**STATED PROBLEM**
Send each entry back exactly as given, pictures excluded.

Dataset items
========================================

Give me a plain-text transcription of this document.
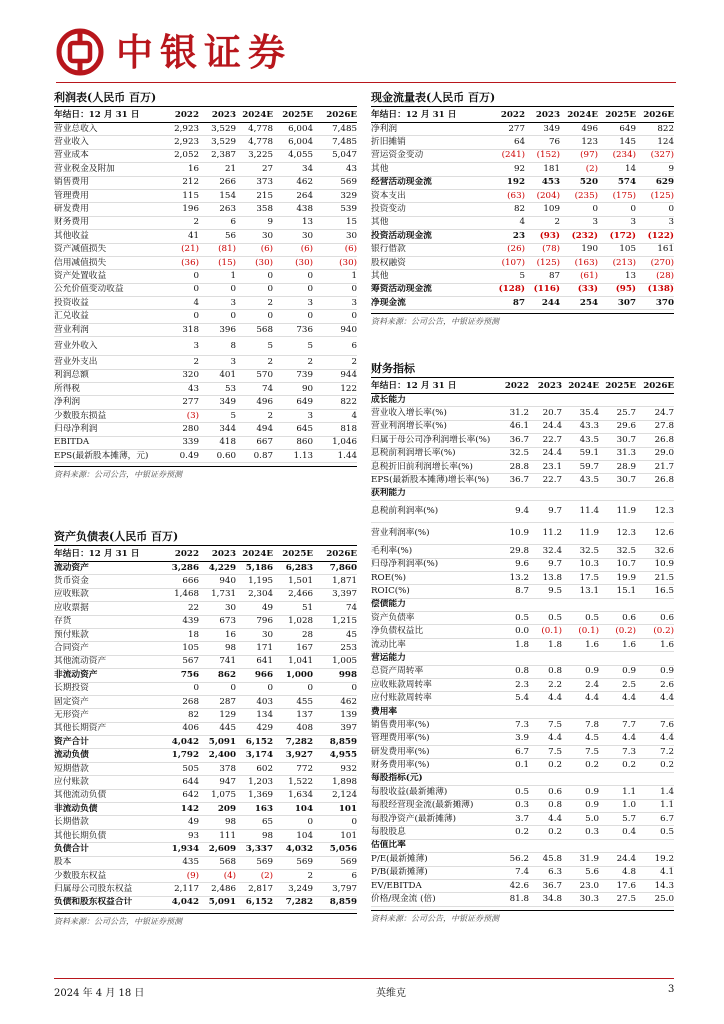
中银证券
利润表(人民币 百万)
年结日：12 月 31 日	2022	2023	2024E	2025E	2026E
营业总收入	2,923	3,529	4,778	6,004	7,485
营业收入	2,923	3,529	4,778	6,004	7,485
营业成本	2,052	2,387	3,225	4,055	5,047
营业税金及附加	16	21	27	34	43
销售费用	212	266	373	462	569
管理费用	115	154	215	264	329
研发费用	196	263	358	438	539
财务费用	2	6	9	13	15
其他收益	41	56	30	30	30
资产减值损失	(21)	(81)	(6)	(6)	(6)
信用减值损失	(36)	(15)	(30)	(30)	(30)
资产处置收益	0	1	0	0	1
公允价值变动收益	0	0	0	0	0
投资收益	4	3	2	3	3
汇兑收益	0	0	0	0	0
营业利润	318	396	568	736	940
营业外收入	3	8	5	5	6
营业外支出	2	3	2	2	2
利润总额	320	401	570	739	944
所得税	43	53	74	90	122
净利润	277	349	496	649	822
少数股东损益	(3)	5	2	3	4
归母净利润	280	344	494	645	818
EBITDA	339	418	667	860	1,046
EPS(最新股本摊薄，元)	0.49	0.60	0.87	1.13	1.44
资料来源：公司公告，中银证券预测
资产负债表(人民币 百万)
年结日：12 月 31 日	2022	2023	2024E	2025E	2026E
流动资产	3,286	4,229	5,186	6,283	7,860
货币资金	666	940	1,195	1,501	1,871
应收账款	1,468	1,731	2,304	2,466	3,397
应收票据	22	30	49	51	74
存货	439	673	796	1,028	1,215
预付账款	18	16	30	28	45
合同资产	105	98	171	167	253
其他流动资产	567	741	641	1,041	1,005
非流动资产	756	862	966	1,000	998
长期投资	0	0	0	0	0
固定资产	268	287	403	455	462
无形资产	82	129	134	137	139
其他长期资产	406	445	429	408	397
资产合计	4,042	5,091	6,152	7,282	8,859
流动负债	1,792	2,400	3,174	3,927	4,955
短期借款	505	378	602	772	932
应付账款	644	947	1,203	1,522	1,898
其他流动负债	642	1,075	1,369	1,634	2,124
非流动负债	142	209	163	104	101
长期借款	49	98	65	0	0
其他长期负债	93	111	98	104	101
负债合计	1,934	2,609	3,337	4,032	5,056
股本	435	568	569	569	569
少数股东权益	(9)	(4)	(2)	2	6
归属母公司股东权益	2,117	2,486	2,817	3,249	3,797
负债和股东权益合计	4,042	5,091	6,152	7,282	8,859
资料来源：公司公告，中银证券预测
现金流量表(人民币 百万)
年结日：12 月 31 日	2022	2023	2024E	2025E	2026E
净利润	277	349	496	649	822
折旧摊销	64	76	123	145	124
营运资金变动	(241)	(152)	(97)	(234)	(327)
其他	92	181	(2)	14	9
经营活动现金流	192	453	520	574	629
资本支出	(63)	(204)	(235)	(175)	(125)
投资变动	82	109	0	0	0
其他	4	2	3	3	3
投资活动现金流	23	(93)	(232)	(172)	(122)
银行借款	(26)	(78)	190	105	161
股权融资	(107)	(125)	(163)	(213)	(270)
其他	5	87	(61)	13	(28)
筹资活动现金流	(128)	(116)	(33)	(95)	(138)
净现金流	87	244	254	307	370
资料来源：公司公告，中银证券预测
财务指标
年结日：12 月 31 日	2022	2023	2024E	2025E	2026E
成长能力					
营业收入增长率(%)	31.2	20.7	35.4	25.7	24.7
营业利润增长率(%)	46.1	24.4	43.3	29.6	27.8
归属于母公司净利润增长率(%)	36.7	22.7	43.5	30.7	26.8
息税前利润增长率(%)	32.5	24.4	59.1	31.3	29.0
息税折旧前利润增长率(%)	28.8	23.1	59.7	28.9	21.7
EPS(最新股本摊薄)增长率(%)	36.7	22.7	43.5	30.7	26.8
获利能力					
息税前利润率(%)	9.4	9.7	11.4	11.9	12.3
营业利润率(%)	10.9	11.2	11.9	12.3	12.6
毛利率(%)	29.8	32.4	32.5	32.5	32.6
归母净利润率(%)	9.6	9.7	10.3	10.7	10.9
ROE(%)	13.2	13.8	17.5	19.9	21.5
ROIC(%)	8.7	9.5	13.1	15.1	16.5
偿债能力					
资产负债率	0.5	0.5	0.5	0.6	0.6
净负债权益比	0.0	(0.1)	(0.1)	(0.2)	(0.2)
流动比率	1.8	1.8	1.6	1.6	1.6
营运能力					
总资产周转率	0.8	0.8	0.9	0.9	0.9
应收账款周转率	2.3	2.2	2.4	2.5	2.6
应付账款周转率	5.4	4.4	4.4	4.4	4.4
费用率					
销售费用率(%)	7.3	7.5	7.8	7.7	7.6
管理费用率(%)	3.9	4.4	4.5	4.4	4.4
研发费用率(%)	6.7	7.5	7.5	7.3	7.2
财务费用率(%)	0.1	0.2	0.2	0.2	0.2
每股指标(元)					
每股收益(最新摊薄)	0.5	0.6	0.9	1.1	1.4
每股经营现金流(最新摊薄)	0.3	0.8	0.9	1.0	1.1
每股净资产(最新摊薄)	3.7	4.4	5.0	5.7	6.7
每股股息	0.2	0.2	0.3	0.4	0.5
估值比率					
P/E(最新摊薄)	56.2	45.8	31.9	24.4	19.2
P/B(最新摊薄)	7.4	6.3	5.6	4.8	4.1
EV/EBITDA	42.6	36.7	23.0	17.6	14.3
价格/现金流 (倍)	81.8	34.8	30.3	27.5	25.0
资料来源：公司公告，中银证券预测
2024 年 4 月 18 日	英维克	3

========================================

**FINISHED EXERCISE**
Give me a plain-text transcription of this document.
中银证券
利润表(人民币 百万)
年结日：12 月 31 日	2022	2023	2024E	2025E	2026E
营业总收入	2,923	3,529	4,778	6,004	7,485
营业收入	2,923	3,529	4,778	6,004	7,485
营业成本	2,052	2,387	3,225	4,055	5,047
营业税金及附加	16	21	27	34	43
销售费用	212	266	373	462	569
管理费用	115	154	215	264	329
研发费用	196	263	358	438	539
财务费用	2	6	9	13	15
其他收益	41	56	30	30	30
资产减值损失	(21)	(81)	(6)	(6)	(6)
信用减值损失	(36)	(15)	(30)	(30)	(30)
资产处置收益	0	1	0	0	1
公允价值变动收益	0	0	0	0	0
投资收益	4	3	2	3	3
汇兑收益	0	0	0	0	0
营业利润	318	396	568	736	940
营业外收入	3	8	5	5	6
营业外支出	2	3	2	2	2
利润总额	320	401	570	739	944
所得税	43	53	74	90	122
净利润	277	349	496	649	822
少数股东损益	(3)	5	2	3	4
归母净利润	280	344	494	645	818
EBITDA	339	418	667	860	1,046
EPS(最新股本摊薄，元)	0.49	0.60	0.87	1.13	1.44
资料来源：公司公告，中银证券预测
资产负债表(人民币 百万)
年结日：12 月 31 日	2022	2023	2024E	2025E	2026E
流动资产	3,286	4,229	5,186	6,283	7,860
货币资金	666	940	1,195	1,501	1,871
应收账款	1,468	1,731	2,304	2,466	3,397
应收票据	22	30	49	51	74
存货	439	673	796	1,028	1,215
预付账款	18	16	30	28	45
合同资产	105	98	171	167	253
其他流动资产	567	741	641	1,041	1,005
非流动资产	756	862	966	1,000	998
长期投资	0	0	0	0	0
固定资产	268	287	403	455	462
无形资产	82	129	134	137	139
其他长期资产	406	445	429	408	397
资产合计	4,042	5,091	6,152	7,282	8,859
流动负债	1,792	2,400	3,174	3,927	4,955
短期借款	505	378	602	772	932
应付账款	644	947	1,203	1,522	1,898
其他流动负债	642	1,075	1,369	1,634	2,124
非流动负债	142	209	163	104	101
长期借款	49	98	65	0	0
其他长期负债	93	111	98	104	101
负债合计	1,934	2,609	3,337	4,032	5,056
股本	435	568	569	569	569
少数股东权益	(9)	(4)	(2)	2	6
归属母公司股东权益	2,117	2,486	2,817	3,249	3,797
负债和股东权益合计	4,042	5,091	6,152	7,282	8,859
资料来源：公司公告，中银证券预测
现金流量表(人民币 百万)
年结日：12 月 31 日	2022	2023	2024E	2025E	2026E
净利润	277	349	496	649	822
折旧摊销	64	76	123	145	124
营运资金变动	(241)	(152)	(97)	(234)	(327)
其他	92	181	(2)	14	9
经营活动现金流	192	453	520	574	629
资本支出	(63)	(204)	(235)	(175)	(125)
投资变动	82	109	0	0	0
其他	4	2	3	3	3
投资活动现金流	23	(93)	(232)	(172)	(122)
银行借款	(26)	(78)	190	105	161
股权融资	(107)	(125)	(163)	(213)	(270)
其他	5	87	(61)	13	(28)
筹资活动现金流	(128)	(116)	(33)	(95)	(138)
净现金流	87	244	254	307	370
资料来源：公司公告，中银证券预测
财务指标
年结日：12 月 31 日	2022	2023	2024E	2025E	2026E
成长能力					
营业收入增长率(%)	31.2	20.7	35.4	25.7	24.7
营业利润增长率(%)	46.1	24.4	43.3	29.6	27.8
归属于母公司净利润增长率(%)	36.7	22.7	43.5	30.7	26.8
息税前利润增长率(%)	32.5	24.4	59.1	31.3	29.0
息税折旧前利润增长率(%)	28.8	23.1	59.7	28.9	21.7
EPS(最新股本摊薄)增长率(%)	36.7	22.7	43.5	30.7	26.8
获利能力					
息税前利润率(%)	9.4	9.7	11.4	11.9	12.3
营业利润率(%)	10.9	11.2	11.9	12.3	12.6
毛利率(%)	29.8	32.4	32.5	32.5	32.6
归母净利润率(%)	9.6	9.7	10.3	10.7	10.9
ROE(%)	13.2	13.8	17.5	19.9	21.5
ROIC(%)	8.7	9.5	13.1	15.1	16.5
偿债能力					
资产负债率	0.5	0.5	0.5	0.6	0.6
净负债权益比	0.0	(0.1)	(0.1)	(0.2)	(0.2)
流动比率	1.8	1.8	1.6	1.6	1.6
营运能力					
总资产周转率	0.8	0.8	0.9	0.9	0.9
应收账款周转率	2.3	2.2	2.4	2.5	2.6
应付账款周转率	5.4	4.4	4.4	4.4	4.4
费用率					
销售费用率(%)	7.3	7.5	7.8	7.7	7.6
管理费用率(%)	3.9	4.4	4.5	4.4	4.4
研发费用率(%)	6.7	7.5	7.5	7.3	7.2
财务费用率(%)	0.1	0.2	0.2	0.2	0.2
每股指标(元)					
每股收益(最新摊薄)	0.5	0.6	0.9	1.1	1.4
每股经营现金流(最新摊薄)	0.3	0.8	0.9	1.0	1.1
每股净资产(最新摊薄)	3.7	4.4	5.0	5.7	6.7
每股股息	0.2	0.2	0.3	0.4	0.5
估值比率					
P/E(最新摊薄)	56.2	45.8	31.9	24.4	19.2
P/B(最新摊薄)	7.4	6.3	5.6	4.8	4.1
EV/EBITDA	42.6	36.7	23.0	17.6	14.3
价格/现金流 (倍)	81.8	34.8	30.3	27.5	25.0
资料来源：公司公告，中银证券预测
2024 年 4 月 18 日	英维克	3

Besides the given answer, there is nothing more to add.